§ **Stated exercise**
Find the word "JSON" in the listing; pull out each line holding it.

Figure contents as structured data:
-- Begin --

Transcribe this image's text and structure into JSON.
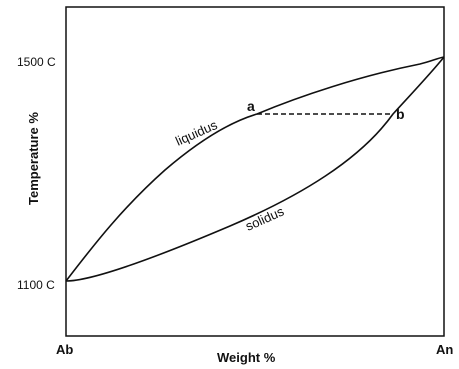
{
  "diagram": {
    "y_axis_title": "Temperature %",
    "x_axis_title": "Weight %",
    "y_ticks": {
      "top": "1500 C",
      "bottom": "1100 C"
    },
    "x_ends": {
      "left": "Ab",
      "right": "An"
    },
    "curves": {
      "liquidus": "liquidus",
      "solidus": "solidus"
    },
    "tie_line": {
      "start_label": "a",
      "end_label": "b"
    },
    "colors": {
      "line": "#111111",
      "background": "#ffffff"
    }
  }
}
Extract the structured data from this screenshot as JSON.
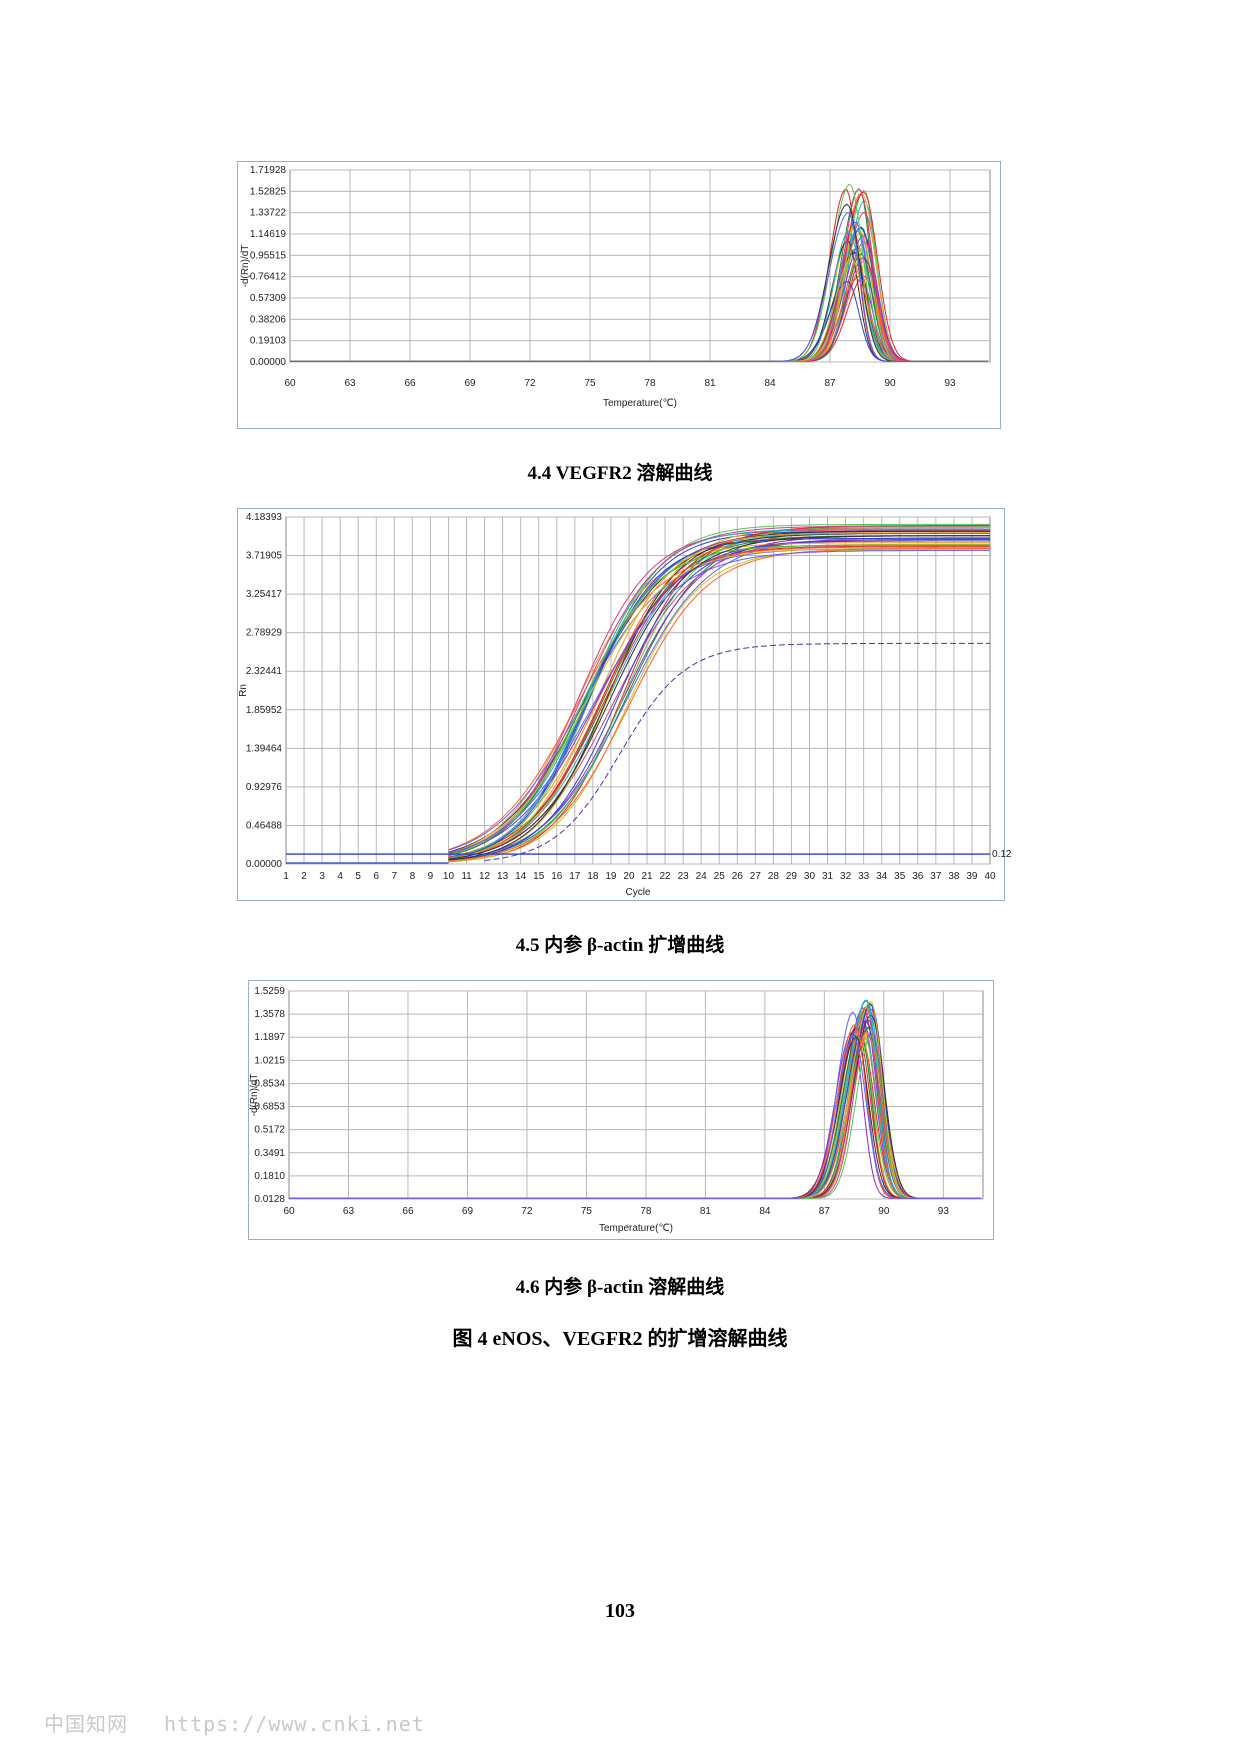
{
  "chart_data": [
    {
      "type": "line",
      "ylabel": "-d(Rn)/dT",
      "xlabel": "Temperature(℃)",
      "yticks": [
        "0.00000",
        "0.19103",
        "0.38206",
        "0.57309",
        "0.76412",
        "0.95515",
        "1.14619",
        "1.33722",
        "1.52825",
        "1.71928"
      ],
      "xticks": [
        "60",
        "63",
        "66",
        "69",
        "72",
        "75",
        "78",
        "81",
        "84",
        "87",
        "90",
        "93"
      ],
      "xlim": [
        60,
        95
      ],
      "ylim": [
        0,
        1.71928
      ],
      "grid": true,
      "peak": {
        "temperature": 88.3,
        "height_range": [
          0.72,
          1.62
        ]
      },
      "series_count": 36,
      "colors": [
        "#e8202a",
        "#1a8a2a",
        "#2a3fd0",
        "#f0a020",
        "#8a2ac0",
        "#20b0c8",
        "#d04090",
        "#50c850",
        "#d0c020",
        "#303030",
        "#ff6030",
        "#6060ff"
      ]
    },
    {
      "type": "line",
      "ylabel": "Rn",
      "xlabel": "Cycle",
      "yticks": [
        "0.00000",
        "0.46488",
        "0.92976",
        "1.39464",
        "1.85952",
        "2.32441",
        "2.78929",
        "3.25417",
        "3.71905",
        "4.18393"
      ],
      "xticks": [
        "1",
        "2",
        "3",
        "4",
        "5",
        "6",
        "7",
        "8",
        "9",
        "10",
        "11",
        "12",
        "13",
        "14",
        "15",
        "16",
        "17",
        "18",
        "19",
        "20",
        "21",
        "22",
        "23",
        "24",
        "25",
        "26",
        "27",
        "28",
        "29",
        "30",
        "31",
        "32",
        "33",
        "34",
        "35",
        "36",
        "37",
        "38",
        "39",
        "40"
      ],
      "xlim": [
        1,
        40
      ],
      "ylim": [
        0,
        4.18393
      ],
      "grid": true,
      "threshold": 0.12,
      "threshold_label": "0.12",
      "plateau_range": [
        3.78,
        4.1
      ],
      "outlier_plateau": 2.66,
      "midpoint_cycle_range": [
        17,
        20
      ],
      "series_count": 36,
      "colors": [
        "#e8202a",
        "#1a8a2a",
        "#2a3fd0",
        "#f0a020",
        "#8a2ac0",
        "#20b0c8",
        "#d04090",
        "#50c850",
        "#d0c020",
        "#303030",
        "#ff6030",
        "#6060ff"
      ]
    },
    {
      "type": "line",
      "ylabel": "-d(Rn)/dT",
      "xlabel": "Temperature(℃)",
      "yticks": [
        "0.0128",
        "0.1810",
        "0.3491",
        "0.5172",
        "0.6853",
        "0.8534",
        "1.0215",
        "1.1897",
        "1.3578",
        "1.5259"
      ],
      "xticks": [
        "60",
        "63",
        "66",
        "69",
        "72",
        "75",
        "78",
        "81",
        "84",
        "87",
        "90",
        "93"
      ],
      "xlim": [
        60,
        95
      ],
      "ylim": [
        0.0128,
        1.7
      ],
      "grid": true,
      "peak": {
        "temperature": 88.9,
        "height_range": [
          1.32,
          1.66
        ]
      },
      "series_count": 36,
      "colors": [
        "#e8202a",
        "#1a8a2a",
        "#2a3fd0",
        "#f0a020",
        "#8a2ac0",
        "#20b0c8",
        "#d04090",
        "#50c850",
        "#d0c020",
        "#303030",
        "#ff6030",
        "#6060ff"
      ]
    }
  ],
  "captions": {
    "c1": "4.4 VEGFR2 溶解曲线",
    "c2": "4.5  内参 β-actin 扩增曲线",
    "c3": "4.6  内参 β-actin 溶解曲线",
    "figure": "图 4    eNOS、VEGFR2 的扩增溶解曲线"
  },
  "page_number": "103",
  "watermark": {
    "brand": "中国知网",
    "url": "https://www.cnki.net"
  }
}
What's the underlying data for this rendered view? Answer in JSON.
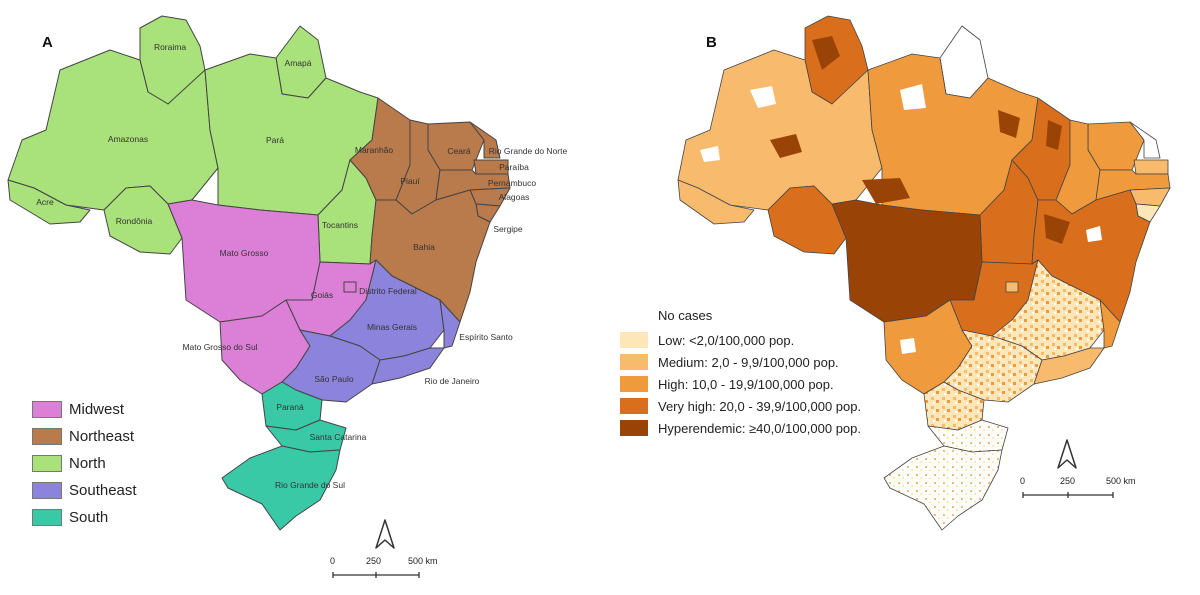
{
  "panel_a": {
    "letter": "A",
    "states": [
      {
        "name": "Roraima",
        "region": "North"
      },
      {
        "name": "Amapá",
        "region": "North"
      },
      {
        "name": "Amazonas",
        "region": "North"
      },
      {
        "name": "Pará",
        "region": "North"
      },
      {
        "name": "Acre",
        "region": "North"
      },
      {
        "name": "Rondônia",
        "region": "North"
      },
      {
        "name": "Tocantins",
        "region": "North"
      },
      {
        "name": "Maranhão",
        "region": "Northeast"
      },
      {
        "name": "Ceará",
        "region": "Northeast"
      },
      {
        "name": "Rio Grande do Norte",
        "region": "Northeast"
      },
      {
        "name": "Paraíba",
        "region": "Northeast"
      },
      {
        "name": "Piauí",
        "region": "Northeast"
      },
      {
        "name": "Pernambuco",
        "region": "Northeast"
      },
      {
        "name": "Alagoas",
        "region": "Northeast"
      },
      {
        "name": "Sergipe",
        "region": "Northeast"
      },
      {
        "name": "Bahia",
        "region": "Northeast"
      },
      {
        "name": "Mato Grosso",
        "region": "Midwest"
      },
      {
        "name": "Goiás",
        "region": "Midwest"
      },
      {
        "name": "Distrito Federal",
        "region": "Midwest"
      },
      {
        "name": "Mato Grosso do Sul",
        "region": "Midwest"
      },
      {
        "name": "Minas Gerais",
        "region": "Southeast"
      },
      {
        "name": "Espírito Santo",
        "region": "Southeast"
      },
      {
        "name": "São Paulo",
        "region": "Southeast"
      },
      {
        "name": "Rio de Janeiro",
        "region": "Southeast"
      },
      {
        "name": "Paraná",
        "region": "South"
      },
      {
        "name": "Santa Catarina",
        "region": "South"
      },
      {
        "name": "Rio Grande do Sul",
        "region": "South"
      }
    ],
    "legend": [
      {
        "label": "Midwest",
        "color": "#dc7fd6"
      },
      {
        "label": "Northeast",
        "color": "#b97a4c"
      },
      {
        "label": "North",
        "color": "#a9e27a"
      },
      {
        "label": "Southeast",
        "color": "#8c83dc"
      },
      {
        "label": "South",
        "color": "#39c9a6"
      }
    ],
    "scale": [
      "0",
      "250",
      "500 km"
    ]
  },
  "panel_b": {
    "letter": "B",
    "legend_title": "No cases",
    "legend": [
      {
        "label": "Low: <2,0/100,000 pop.",
        "color": "#fde7b8"
      },
      {
        "label": "Medium: 2,0 - 9,9/100,000 pop.",
        "color": "#f8bb6e"
      },
      {
        "label": "High: 10,0 - 19,9/100,000 pop.",
        "color": "#ef9a3c"
      },
      {
        "label": "Very high: 20,0 - 39,9/100,000 pop.",
        "color": "#d96f1d"
      },
      {
        "label": "Hyperendemic: ≥40,0/100,000 pop.",
        "color": "#9a4307"
      }
    ],
    "scale": [
      "0",
      "250",
      "500 km"
    ]
  }
}
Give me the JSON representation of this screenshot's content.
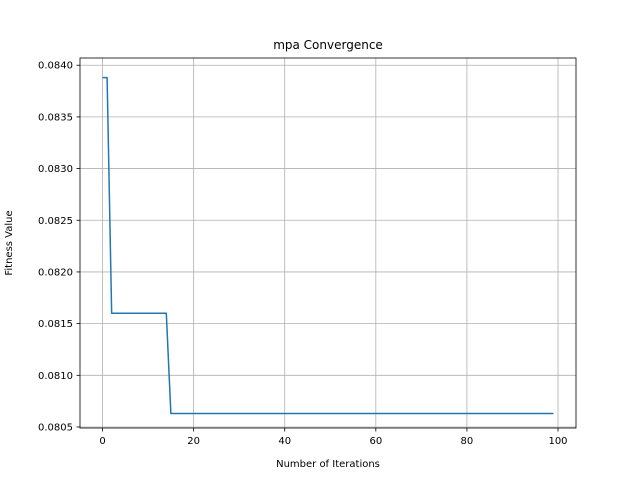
{
  "chart_data": {
    "type": "line",
    "title": "mpa Convergence",
    "xlabel": "Number of Iterations",
    "ylabel": "Fitness Value",
    "xlim": [
      -4.95,
      103.95
    ],
    "ylim": [
      0.08049,
      0.08407
    ],
    "grid": true,
    "x_ticks": [
      0,
      20,
      40,
      60,
      80,
      100
    ],
    "x_tick_labels": [
      "0",
      "20",
      "40",
      "60",
      "80",
      "100"
    ],
    "y_ticks": [
      0.0805,
      0.081,
      0.0815,
      0.082,
      0.0825,
      0.083,
      0.0835,
      0.084
    ],
    "y_tick_labels": [
      "0.0805",
      "0.0810",
      "0.0815",
      "0.0820",
      "0.0825",
      "0.0830",
      "0.0835",
      "0.0840"
    ],
    "series": [
      {
        "color": "#1f77b4",
        "x": [
          0,
          1,
          2,
          14,
          15,
          99
        ],
        "y": [
          0.08388,
          0.08388,
          0.0816,
          0.0816,
          0.08063,
          0.08063
        ]
      }
    ]
  }
}
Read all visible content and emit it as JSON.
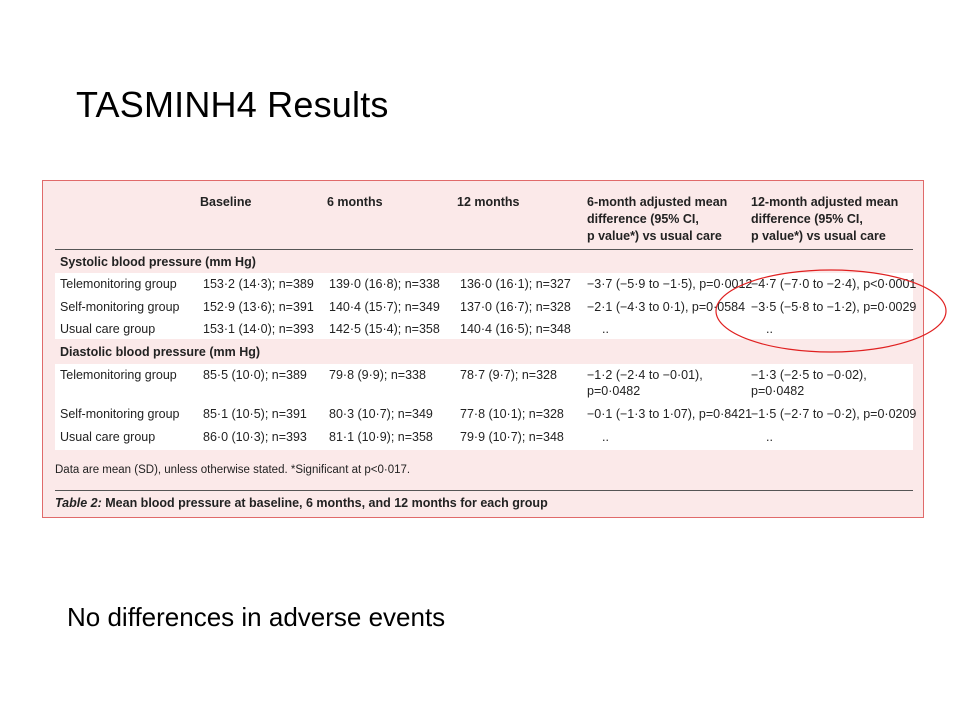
{
  "slide": {
    "title": "TASMINH4 Results",
    "footer_text": "No differences in adverse events"
  },
  "table": {
    "headers": {
      "baseline": "Baseline",
      "m6": "6 months",
      "m12": "12 months",
      "diff6": [
        "6-month adjusted mean",
        "difference (95% CI,",
        "p value*) vs usual care"
      ],
      "diff12": [
        "12-month adjusted mean",
        "difference (95% CI,",
        "p value*) vs usual care"
      ]
    },
    "sections": [
      {
        "title": "Systolic blood pressure (mm Hg)",
        "rows": [
          {
            "group": "Telemonitoring group",
            "baseline": "153·2 (14·3); n=389",
            "m6": "139·0 (16·8); n=338",
            "m12": "136·0 (16·1); n=327",
            "diff6": [
              "−3·7 (−5·9 to −1·5), p=0·0012"
            ],
            "diff12": [
              "−4·7 (−7·0 to −2·4), p<0·0001"
            ]
          },
          {
            "group": "Self-monitoring group",
            "baseline": "152·9 (13·6); n=391",
            "m6": "140·4 (15·7); n=349",
            "m12": "137·0 (16·7); n=328",
            "diff6": [
              "−2·1 (−4·3 to 0·1), p=0·0584"
            ],
            "diff12": [
              "−3·5 (−5·8 to −1·2), p=0·0029"
            ]
          },
          {
            "group": "Usual care group",
            "baseline": "153·1 (14·0); n=393",
            "m6": "142·5 (15·4); n=358",
            "m12": "140·4 (16·5); n=348",
            "diff6": [
              ".."
            ],
            "diff12": [
              ".."
            ]
          }
        ]
      },
      {
        "title": "Diastolic blood pressure (mm Hg)",
        "rows": [
          {
            "group": "Telemonitoring group",
            "baseline": "85·5 (10·0); n=389",
            "m6": "79·8 (9·9); n=338",
            "m12": "78·7 (9·7); n=328",
            "diff6": [
              "−1·2 (−2·4 to −0·01),",
              "p=0·0482"
            ],
            "diff12": [
              "−1·3 (−2·5 to −0·02),",
              "p=0·0482"
            ]
          },
          {
            "group": "Self-monitoring group",
            "baseline": "85·1 (10·5); n=391",
            "m6": "80·3 (10·7); n=349",
            "m12": "77·8 (10·1); n=328",
            "diff6": [
              "−0·1 (−1·3 to 1·07), p=0·8421"
            ],
            "diff12": [
              "−1·5 (−2·7 to −0·2), p=0·0209"
            ]
          },
          {
            "group": "Usual care group",
            "baseline": "86·0 (10·3); n=393",
            "m6": "81·1 (10·9); n=358",
            "m12": "79·9 (10·7); n=348",
            "diff6": [
              ".."
            ],
            "diff12": [
              ".."
            ]
          }
        ]
      }
    ],
    "footnote": "Data are mean (SD), unless otherwise stated. *Significant at p<0·017.",
    "caption_label": "Table 2:",
    "caption_text": " Mean blood pressure at baseline, 6 months, and 12 months for each group"
  },
  "annotation": {
    "highlight_color": "#e02020",
    "highlight_target": "12-month systolic differences"
  }
}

-- End --

§ **Response**
Transcribe this image's text and structure into JSON.
Extract the structured data from this screenshot as JSON.
What's the underlying data for this rendered view? Answer in JSON.
Give me the JSON representation of this screenshot's content.
Read all visible content and emit it as JSON.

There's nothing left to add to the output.